= Méhée de La Touche =

French spy

Jean-Claude-Hippolyte Méhée de La Touche (1762-1826) was the son of a surgeon in Meaux. Destined to succeed his father, he nevertheless left his home for Paris when he was 12 and ended up in the Bicêtre Prison. He was released at the Coronation of Louis XVI in 1775, but in 1776, after the death of his parents, Méhée was again imprisoned in the Bicêtre. He escaped when he was sent to Brest to serve on the French fleet. He returned to Paris and was sent to Saint Petersburg as a spy under the name Chevalier de La Touche by Honoré Gabriel Riqueti, comte de Mirabeau and Gilbert du Motier, marquis de Lafayette. He was soon uncovered and was sent out of Russia in March 1791. His next appointment as a spy was in Poland, where he established the Gazette de Varsovie, a French newspaper in Warsaw. Again his role as a spy was discovered, and he was banished from Poland as well.

▶ **What you should do**
Retype the portion of the passage on Méhée de La Touche that opens with the words containing "Jean-Claude-Hippolyte Méhée de" and closes with "Poland as well.". The entries bear no relation to the passage on Méhée de La Touche.

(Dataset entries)
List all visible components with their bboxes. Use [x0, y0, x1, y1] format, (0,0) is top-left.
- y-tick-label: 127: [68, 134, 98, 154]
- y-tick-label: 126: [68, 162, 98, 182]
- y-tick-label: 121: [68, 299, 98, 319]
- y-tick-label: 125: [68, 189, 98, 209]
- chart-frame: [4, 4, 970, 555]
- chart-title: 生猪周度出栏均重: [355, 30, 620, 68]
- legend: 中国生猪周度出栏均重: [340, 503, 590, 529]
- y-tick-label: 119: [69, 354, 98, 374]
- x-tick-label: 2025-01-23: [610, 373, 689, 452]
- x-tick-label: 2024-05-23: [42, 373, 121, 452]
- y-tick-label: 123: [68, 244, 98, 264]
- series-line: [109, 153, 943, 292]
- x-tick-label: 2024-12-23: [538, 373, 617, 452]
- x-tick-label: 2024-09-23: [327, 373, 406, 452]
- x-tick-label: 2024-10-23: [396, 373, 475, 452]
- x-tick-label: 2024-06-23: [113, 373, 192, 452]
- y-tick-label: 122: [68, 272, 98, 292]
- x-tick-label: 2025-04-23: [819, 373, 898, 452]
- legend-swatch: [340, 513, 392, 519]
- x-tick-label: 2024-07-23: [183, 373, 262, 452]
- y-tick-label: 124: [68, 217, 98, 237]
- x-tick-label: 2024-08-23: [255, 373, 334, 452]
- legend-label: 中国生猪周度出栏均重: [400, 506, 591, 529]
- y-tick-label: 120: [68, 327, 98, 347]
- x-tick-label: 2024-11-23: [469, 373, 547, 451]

▶ **Exercise answer**
Jean-Claude-Hippolyte Méhée de La Touche (1762-1826) was the son of a surgeon in Meaux. Destined to succeed his father, he nevertheless left his home for Paris when he was 12 and ended up in the Bicêtre Prison. He was released at the Coronation of Louis XVI in 1775, but in 1776, after the death of his parents, Méhée was again imprisoned in the Bicêtre. He escaped when he was sent to Brest to serve on the French fleet. He returned to Paris and was sent to Saint Petersburg as a spy under the name Chevalier de La Touche by Honoré Gabriel Riqueti, comte de Mirabeau and Gilbert du Motier, marquis de Lafayette. He was soon uncovered and was sent out of Russia in March 1791. His next appointment as a spy was in Poland, where he established the Gazette de Varsovie, a French newspaper in Warsaw. Again his role as a spy was discovered, and he was banished from Poland as well.